• [Written exercise]:
Across the entries below, count the lines in which the word "points" occurs. Reply with the count alone.

______

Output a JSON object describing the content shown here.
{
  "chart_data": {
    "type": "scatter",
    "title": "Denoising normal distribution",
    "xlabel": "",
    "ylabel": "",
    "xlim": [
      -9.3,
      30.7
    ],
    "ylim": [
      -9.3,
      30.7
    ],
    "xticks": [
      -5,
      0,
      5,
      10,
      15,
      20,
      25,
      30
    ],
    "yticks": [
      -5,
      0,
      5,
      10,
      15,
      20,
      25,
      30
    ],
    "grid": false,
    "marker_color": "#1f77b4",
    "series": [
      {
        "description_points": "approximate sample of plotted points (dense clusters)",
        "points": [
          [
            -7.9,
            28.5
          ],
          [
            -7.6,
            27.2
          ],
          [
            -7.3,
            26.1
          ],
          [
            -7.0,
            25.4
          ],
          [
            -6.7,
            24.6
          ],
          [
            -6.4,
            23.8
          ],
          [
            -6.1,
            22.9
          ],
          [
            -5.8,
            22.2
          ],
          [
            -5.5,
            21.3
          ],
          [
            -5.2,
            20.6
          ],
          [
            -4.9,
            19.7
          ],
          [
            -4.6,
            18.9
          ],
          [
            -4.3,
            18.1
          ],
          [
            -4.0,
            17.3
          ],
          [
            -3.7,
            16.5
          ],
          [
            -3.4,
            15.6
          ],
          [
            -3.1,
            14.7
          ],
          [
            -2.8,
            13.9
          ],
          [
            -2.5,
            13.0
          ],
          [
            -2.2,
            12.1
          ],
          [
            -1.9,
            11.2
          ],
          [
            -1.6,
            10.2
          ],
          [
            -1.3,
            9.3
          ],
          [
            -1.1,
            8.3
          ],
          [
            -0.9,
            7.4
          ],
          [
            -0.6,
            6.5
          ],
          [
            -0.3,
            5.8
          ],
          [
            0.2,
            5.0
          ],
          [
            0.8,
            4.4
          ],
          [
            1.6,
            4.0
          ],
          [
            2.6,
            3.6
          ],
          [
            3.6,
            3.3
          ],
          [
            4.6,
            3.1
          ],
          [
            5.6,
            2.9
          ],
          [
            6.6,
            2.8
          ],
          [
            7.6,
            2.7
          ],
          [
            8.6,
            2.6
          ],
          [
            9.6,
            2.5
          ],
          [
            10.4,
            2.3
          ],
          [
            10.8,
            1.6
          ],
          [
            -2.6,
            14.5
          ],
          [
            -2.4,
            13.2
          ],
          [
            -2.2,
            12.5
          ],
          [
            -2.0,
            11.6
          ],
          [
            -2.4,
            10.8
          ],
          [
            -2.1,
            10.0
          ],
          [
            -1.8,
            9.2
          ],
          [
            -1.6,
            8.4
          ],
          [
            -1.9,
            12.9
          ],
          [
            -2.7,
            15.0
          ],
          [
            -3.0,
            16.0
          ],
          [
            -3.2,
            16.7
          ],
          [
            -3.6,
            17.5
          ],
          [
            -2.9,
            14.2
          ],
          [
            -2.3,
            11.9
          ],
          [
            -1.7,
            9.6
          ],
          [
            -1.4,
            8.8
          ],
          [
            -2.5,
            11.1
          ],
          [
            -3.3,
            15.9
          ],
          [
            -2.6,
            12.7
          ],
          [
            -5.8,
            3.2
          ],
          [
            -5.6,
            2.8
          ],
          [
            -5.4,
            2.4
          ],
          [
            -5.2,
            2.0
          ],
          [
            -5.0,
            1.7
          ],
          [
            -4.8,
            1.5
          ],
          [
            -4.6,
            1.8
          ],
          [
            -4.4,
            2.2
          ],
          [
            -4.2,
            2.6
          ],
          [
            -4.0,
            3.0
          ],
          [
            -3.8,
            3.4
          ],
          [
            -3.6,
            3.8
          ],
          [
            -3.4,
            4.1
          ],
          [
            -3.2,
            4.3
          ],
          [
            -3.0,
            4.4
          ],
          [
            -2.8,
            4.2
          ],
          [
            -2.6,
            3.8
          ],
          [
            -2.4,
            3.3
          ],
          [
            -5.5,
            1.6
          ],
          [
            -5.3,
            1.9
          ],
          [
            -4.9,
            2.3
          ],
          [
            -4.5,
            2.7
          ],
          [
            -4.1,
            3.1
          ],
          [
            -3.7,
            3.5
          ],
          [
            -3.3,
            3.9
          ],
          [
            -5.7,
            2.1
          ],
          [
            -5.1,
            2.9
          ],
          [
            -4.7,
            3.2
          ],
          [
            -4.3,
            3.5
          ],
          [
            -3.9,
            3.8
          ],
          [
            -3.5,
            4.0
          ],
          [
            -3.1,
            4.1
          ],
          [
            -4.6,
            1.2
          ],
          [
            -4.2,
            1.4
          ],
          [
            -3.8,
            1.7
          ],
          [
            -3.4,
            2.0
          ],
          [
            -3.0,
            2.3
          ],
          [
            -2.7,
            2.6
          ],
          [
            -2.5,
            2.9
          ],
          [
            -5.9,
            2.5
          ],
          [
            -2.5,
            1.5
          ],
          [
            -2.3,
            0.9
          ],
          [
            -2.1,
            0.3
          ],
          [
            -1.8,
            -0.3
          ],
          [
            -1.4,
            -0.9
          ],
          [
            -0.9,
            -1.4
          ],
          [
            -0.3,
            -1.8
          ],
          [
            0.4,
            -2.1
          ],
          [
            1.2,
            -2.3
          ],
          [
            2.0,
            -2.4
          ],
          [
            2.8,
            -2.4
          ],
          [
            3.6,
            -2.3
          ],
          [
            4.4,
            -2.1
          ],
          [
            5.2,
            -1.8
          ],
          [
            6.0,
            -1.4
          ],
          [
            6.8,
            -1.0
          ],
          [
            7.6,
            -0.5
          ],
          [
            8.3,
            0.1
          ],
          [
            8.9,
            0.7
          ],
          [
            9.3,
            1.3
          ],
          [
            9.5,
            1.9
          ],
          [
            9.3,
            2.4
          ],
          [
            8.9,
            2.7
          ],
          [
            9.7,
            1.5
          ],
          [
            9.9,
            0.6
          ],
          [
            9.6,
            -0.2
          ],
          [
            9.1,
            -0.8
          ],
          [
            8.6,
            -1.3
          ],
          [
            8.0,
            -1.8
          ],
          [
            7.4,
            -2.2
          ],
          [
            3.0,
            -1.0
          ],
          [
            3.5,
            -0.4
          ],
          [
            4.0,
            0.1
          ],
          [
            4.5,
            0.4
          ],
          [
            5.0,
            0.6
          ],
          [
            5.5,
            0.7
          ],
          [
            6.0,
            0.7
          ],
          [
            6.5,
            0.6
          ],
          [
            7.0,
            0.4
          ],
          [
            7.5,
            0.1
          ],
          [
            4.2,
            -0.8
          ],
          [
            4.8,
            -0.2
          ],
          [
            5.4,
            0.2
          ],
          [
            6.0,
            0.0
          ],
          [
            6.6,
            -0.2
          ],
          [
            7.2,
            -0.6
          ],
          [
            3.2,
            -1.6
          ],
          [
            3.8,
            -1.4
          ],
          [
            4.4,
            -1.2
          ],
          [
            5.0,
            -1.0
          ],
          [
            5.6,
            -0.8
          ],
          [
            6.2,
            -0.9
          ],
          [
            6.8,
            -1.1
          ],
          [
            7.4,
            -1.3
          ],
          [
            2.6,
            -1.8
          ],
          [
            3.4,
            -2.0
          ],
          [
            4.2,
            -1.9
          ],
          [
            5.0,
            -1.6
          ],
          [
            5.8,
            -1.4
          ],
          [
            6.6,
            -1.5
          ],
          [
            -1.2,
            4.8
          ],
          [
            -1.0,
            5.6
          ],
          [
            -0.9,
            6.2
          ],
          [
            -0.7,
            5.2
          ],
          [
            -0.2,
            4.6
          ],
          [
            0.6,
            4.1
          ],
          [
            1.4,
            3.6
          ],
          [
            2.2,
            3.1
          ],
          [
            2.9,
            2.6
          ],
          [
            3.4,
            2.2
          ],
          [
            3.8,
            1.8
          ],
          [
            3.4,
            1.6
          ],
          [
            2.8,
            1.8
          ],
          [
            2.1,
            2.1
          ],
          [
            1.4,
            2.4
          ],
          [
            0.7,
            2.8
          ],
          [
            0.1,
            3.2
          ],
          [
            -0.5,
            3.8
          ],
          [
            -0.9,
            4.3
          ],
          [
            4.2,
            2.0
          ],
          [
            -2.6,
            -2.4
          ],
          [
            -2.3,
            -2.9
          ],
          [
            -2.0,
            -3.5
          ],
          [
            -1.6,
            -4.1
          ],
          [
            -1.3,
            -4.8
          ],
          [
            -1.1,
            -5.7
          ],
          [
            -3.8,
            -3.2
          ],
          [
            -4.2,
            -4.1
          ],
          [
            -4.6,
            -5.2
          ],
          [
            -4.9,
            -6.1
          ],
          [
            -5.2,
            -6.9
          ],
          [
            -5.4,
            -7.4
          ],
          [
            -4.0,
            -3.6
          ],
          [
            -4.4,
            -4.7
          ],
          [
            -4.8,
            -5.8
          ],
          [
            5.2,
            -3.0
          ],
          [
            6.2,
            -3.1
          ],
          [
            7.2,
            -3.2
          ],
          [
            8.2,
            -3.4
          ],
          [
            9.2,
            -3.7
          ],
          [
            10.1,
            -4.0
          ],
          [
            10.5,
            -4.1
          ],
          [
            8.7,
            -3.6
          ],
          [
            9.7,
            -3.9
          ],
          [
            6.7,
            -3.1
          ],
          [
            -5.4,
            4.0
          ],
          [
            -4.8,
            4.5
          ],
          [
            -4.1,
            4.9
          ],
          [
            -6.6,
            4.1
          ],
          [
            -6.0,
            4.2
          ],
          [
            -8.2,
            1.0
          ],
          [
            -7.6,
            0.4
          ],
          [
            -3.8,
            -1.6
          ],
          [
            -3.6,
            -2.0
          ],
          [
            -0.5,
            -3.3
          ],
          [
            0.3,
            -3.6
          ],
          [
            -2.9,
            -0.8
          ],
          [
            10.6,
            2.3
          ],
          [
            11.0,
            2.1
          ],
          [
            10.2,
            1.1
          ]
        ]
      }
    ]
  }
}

______

• [Expected answer]:
2